> _Given request_:
In the entries below, find the lines that contain the word "sammen" and copy them.

> _Data provided_:
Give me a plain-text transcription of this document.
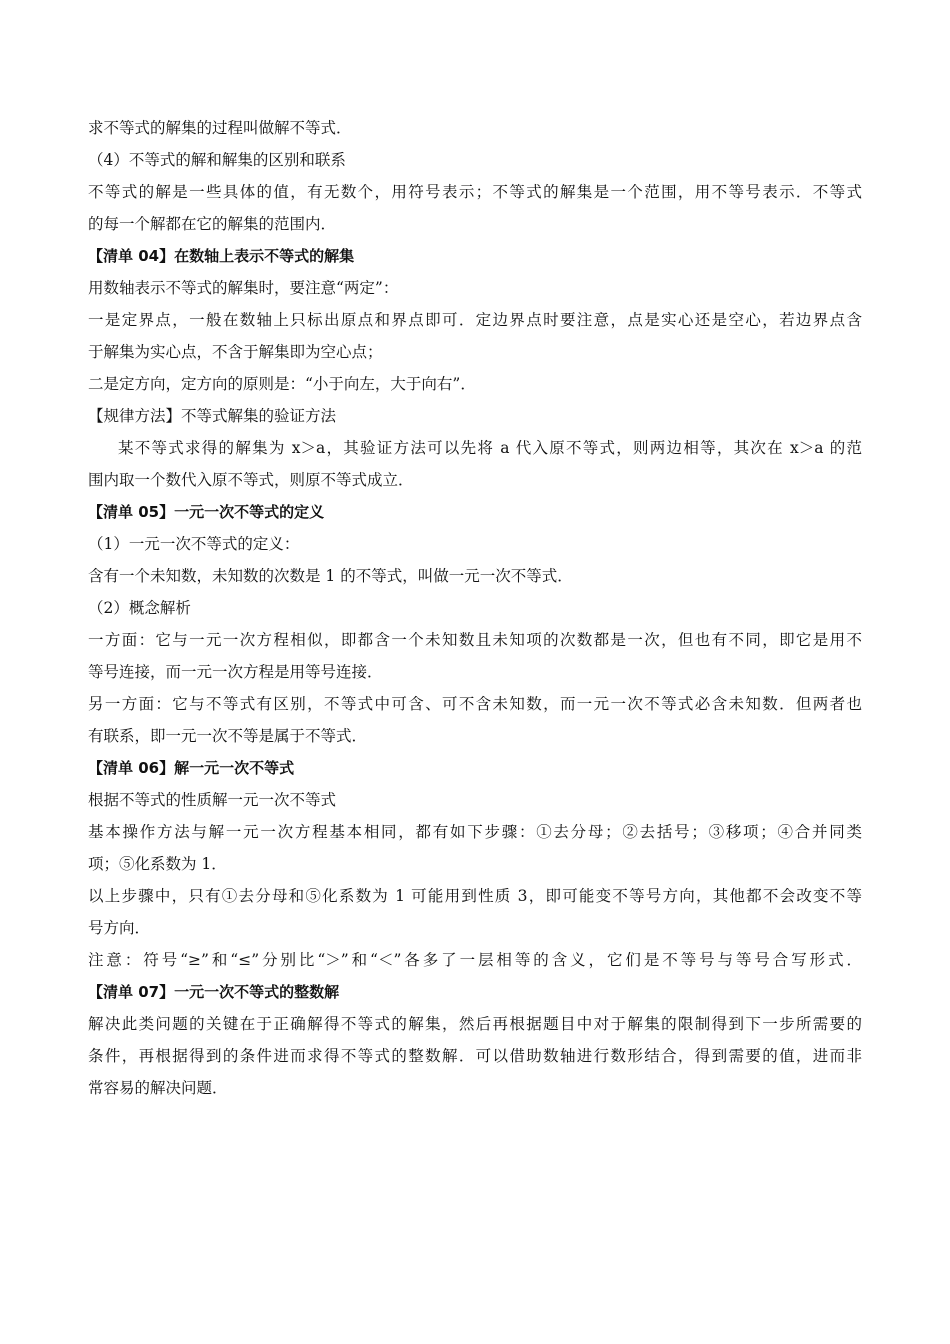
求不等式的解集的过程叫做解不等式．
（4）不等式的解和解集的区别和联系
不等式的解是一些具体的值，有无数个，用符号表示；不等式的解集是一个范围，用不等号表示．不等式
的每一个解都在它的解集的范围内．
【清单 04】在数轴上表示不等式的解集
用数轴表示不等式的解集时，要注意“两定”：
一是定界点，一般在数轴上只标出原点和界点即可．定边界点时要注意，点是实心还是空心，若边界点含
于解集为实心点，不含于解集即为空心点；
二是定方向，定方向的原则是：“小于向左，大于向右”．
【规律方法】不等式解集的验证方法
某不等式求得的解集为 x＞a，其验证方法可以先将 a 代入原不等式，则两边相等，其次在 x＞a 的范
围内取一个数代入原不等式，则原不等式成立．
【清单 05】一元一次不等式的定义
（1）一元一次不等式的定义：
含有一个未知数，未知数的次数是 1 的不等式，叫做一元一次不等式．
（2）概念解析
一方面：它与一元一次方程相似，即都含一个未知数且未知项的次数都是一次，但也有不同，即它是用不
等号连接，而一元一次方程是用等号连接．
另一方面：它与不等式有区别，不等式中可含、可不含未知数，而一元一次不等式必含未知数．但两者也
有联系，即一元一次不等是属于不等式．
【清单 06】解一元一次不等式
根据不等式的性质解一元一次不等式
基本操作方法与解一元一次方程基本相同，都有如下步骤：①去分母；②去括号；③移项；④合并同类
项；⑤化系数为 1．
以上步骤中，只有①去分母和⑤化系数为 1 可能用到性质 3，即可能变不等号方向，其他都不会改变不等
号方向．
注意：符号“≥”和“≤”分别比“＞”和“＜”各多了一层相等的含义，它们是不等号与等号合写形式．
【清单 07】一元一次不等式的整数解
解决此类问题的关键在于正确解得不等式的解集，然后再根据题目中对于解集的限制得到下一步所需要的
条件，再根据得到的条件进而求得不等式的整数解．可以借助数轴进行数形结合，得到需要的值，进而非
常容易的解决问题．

...

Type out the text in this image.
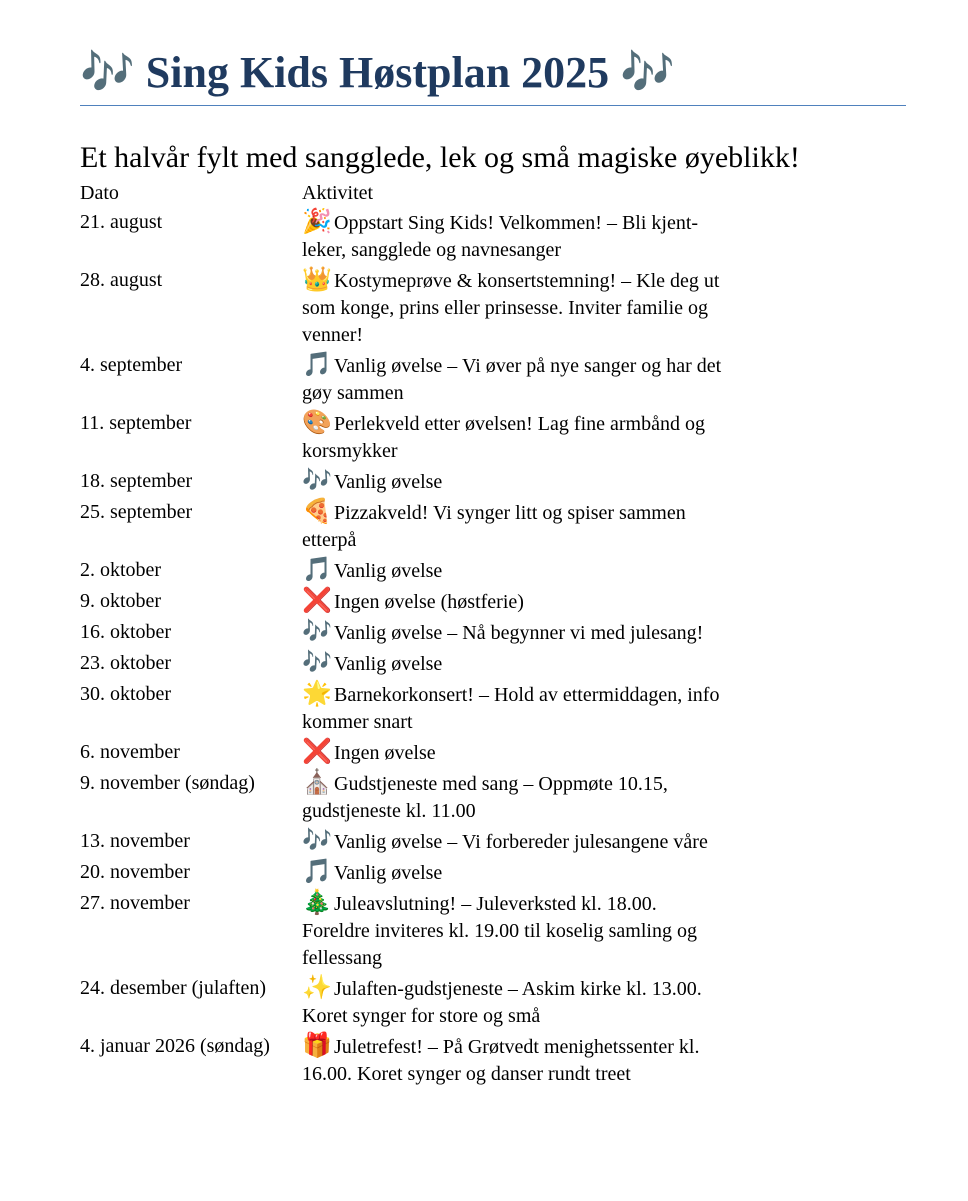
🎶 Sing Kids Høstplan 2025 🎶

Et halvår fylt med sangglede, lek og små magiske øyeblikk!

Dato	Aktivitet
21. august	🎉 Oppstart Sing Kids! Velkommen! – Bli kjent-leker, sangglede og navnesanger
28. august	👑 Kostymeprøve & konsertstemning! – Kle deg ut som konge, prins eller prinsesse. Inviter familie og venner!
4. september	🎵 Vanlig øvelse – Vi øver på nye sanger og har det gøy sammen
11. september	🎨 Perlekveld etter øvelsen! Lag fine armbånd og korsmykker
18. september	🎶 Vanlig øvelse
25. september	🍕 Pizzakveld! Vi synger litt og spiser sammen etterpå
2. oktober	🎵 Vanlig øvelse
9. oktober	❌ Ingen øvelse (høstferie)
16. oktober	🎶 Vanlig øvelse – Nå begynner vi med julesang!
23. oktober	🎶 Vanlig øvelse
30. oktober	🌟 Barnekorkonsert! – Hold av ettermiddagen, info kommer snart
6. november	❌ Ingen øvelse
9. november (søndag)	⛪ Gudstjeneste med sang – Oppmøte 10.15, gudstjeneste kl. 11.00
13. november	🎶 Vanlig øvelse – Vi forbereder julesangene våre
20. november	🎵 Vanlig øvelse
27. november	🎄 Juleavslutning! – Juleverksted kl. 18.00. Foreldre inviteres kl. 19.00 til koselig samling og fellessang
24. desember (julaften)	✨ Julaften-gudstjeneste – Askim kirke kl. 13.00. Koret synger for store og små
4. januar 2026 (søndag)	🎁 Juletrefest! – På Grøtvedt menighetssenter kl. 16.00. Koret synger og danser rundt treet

==

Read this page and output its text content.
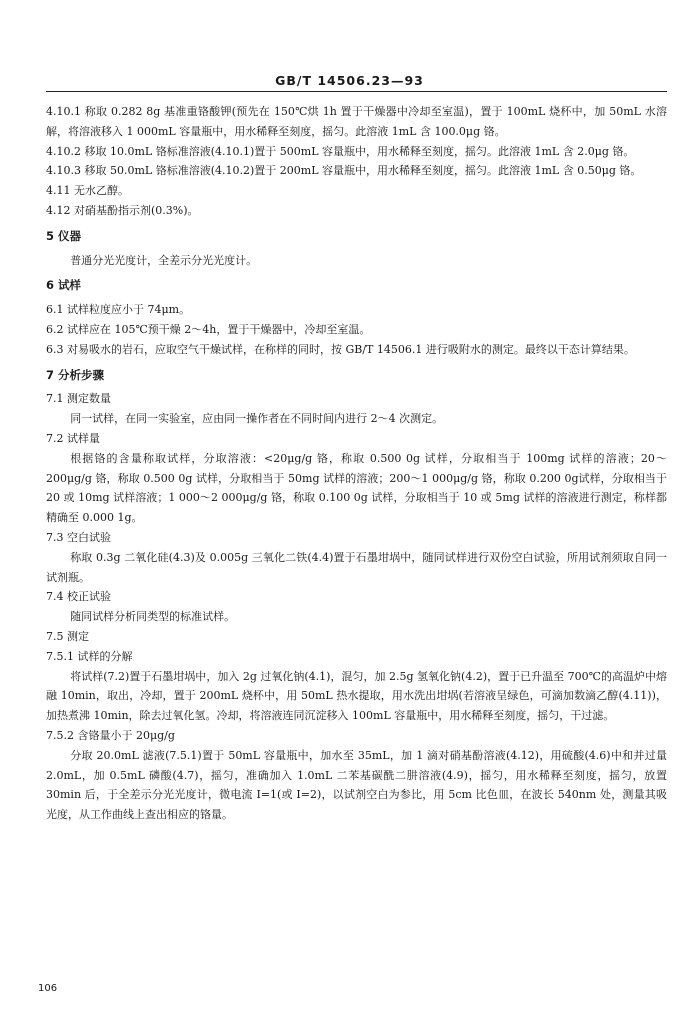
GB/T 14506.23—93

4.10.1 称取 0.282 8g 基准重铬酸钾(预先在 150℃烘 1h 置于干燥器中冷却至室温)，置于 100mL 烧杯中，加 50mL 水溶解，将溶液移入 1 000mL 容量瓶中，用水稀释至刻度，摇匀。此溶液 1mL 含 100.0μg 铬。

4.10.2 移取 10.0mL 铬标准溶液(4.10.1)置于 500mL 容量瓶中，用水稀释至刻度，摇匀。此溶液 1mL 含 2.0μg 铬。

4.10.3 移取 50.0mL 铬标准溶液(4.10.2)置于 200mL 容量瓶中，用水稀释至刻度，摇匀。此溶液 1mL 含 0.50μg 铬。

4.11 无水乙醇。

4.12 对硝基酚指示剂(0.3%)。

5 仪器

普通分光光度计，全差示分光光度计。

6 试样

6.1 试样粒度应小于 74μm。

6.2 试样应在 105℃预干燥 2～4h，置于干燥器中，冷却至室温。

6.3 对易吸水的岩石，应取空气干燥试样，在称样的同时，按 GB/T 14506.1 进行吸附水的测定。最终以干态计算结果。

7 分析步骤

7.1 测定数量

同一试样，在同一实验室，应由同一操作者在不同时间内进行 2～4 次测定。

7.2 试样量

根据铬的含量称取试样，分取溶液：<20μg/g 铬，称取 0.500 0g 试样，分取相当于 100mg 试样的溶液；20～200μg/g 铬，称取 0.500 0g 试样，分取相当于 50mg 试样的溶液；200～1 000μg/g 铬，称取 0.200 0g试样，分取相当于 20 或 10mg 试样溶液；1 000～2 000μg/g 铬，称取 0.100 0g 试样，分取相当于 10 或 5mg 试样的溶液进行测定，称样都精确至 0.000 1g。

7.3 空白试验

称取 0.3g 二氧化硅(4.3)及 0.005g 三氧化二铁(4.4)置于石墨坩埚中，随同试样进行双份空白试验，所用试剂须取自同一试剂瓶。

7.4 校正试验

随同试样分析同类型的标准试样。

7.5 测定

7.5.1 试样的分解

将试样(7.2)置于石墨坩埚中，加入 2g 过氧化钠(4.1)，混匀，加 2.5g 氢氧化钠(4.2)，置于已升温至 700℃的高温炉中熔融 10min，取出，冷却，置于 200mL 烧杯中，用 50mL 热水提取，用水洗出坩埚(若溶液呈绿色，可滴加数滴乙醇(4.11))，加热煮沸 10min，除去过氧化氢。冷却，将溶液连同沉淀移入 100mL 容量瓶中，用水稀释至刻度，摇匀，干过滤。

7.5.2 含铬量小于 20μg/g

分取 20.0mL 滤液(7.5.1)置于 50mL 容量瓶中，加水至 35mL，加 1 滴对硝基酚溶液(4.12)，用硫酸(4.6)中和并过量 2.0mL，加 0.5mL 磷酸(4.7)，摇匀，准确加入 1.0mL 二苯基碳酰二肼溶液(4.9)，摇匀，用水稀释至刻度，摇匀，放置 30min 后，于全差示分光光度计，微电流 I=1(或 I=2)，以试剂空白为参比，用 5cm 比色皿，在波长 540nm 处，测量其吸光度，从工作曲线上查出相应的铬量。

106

> _Result of this task_:
4. september	🎵 Vanlig øvelse – Vi øver på nye sanger og har det gøy sammen
25. september	🍕 Pizzakveld! Vi synger litt og spiser sammen etterpå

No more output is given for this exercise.